[Dataset rows]
---+---
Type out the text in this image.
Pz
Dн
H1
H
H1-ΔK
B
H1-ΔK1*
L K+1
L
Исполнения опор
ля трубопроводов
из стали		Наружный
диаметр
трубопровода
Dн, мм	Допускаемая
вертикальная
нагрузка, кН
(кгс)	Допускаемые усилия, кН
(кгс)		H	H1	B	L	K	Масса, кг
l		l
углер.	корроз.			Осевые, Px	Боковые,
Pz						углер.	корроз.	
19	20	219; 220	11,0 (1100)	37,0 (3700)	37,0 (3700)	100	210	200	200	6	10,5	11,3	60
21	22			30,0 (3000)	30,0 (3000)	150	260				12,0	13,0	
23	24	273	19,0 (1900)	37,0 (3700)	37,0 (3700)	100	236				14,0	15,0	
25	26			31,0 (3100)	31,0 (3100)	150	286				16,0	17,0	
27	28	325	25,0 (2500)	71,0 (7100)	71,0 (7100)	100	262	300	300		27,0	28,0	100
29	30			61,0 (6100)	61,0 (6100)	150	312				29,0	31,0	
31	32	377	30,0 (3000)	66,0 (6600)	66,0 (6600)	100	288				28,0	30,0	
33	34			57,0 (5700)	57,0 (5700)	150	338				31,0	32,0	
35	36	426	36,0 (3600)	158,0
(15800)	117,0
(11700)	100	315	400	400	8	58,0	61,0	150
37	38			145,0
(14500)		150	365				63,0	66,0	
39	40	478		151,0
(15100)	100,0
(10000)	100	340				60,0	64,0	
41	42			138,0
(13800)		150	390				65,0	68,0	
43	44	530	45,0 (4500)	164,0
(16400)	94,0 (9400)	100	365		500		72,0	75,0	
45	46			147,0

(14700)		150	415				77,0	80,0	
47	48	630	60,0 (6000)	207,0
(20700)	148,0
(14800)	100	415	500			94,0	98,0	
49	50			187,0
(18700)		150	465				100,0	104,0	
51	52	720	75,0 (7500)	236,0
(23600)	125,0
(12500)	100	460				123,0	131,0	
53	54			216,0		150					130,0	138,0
---+---
**Given task:**
List each line in the listing that contains the string "углер".

**Full answer:**
углер.	корроз.			Осевые, Px	Боковые,
Pz						углер.	корроз.	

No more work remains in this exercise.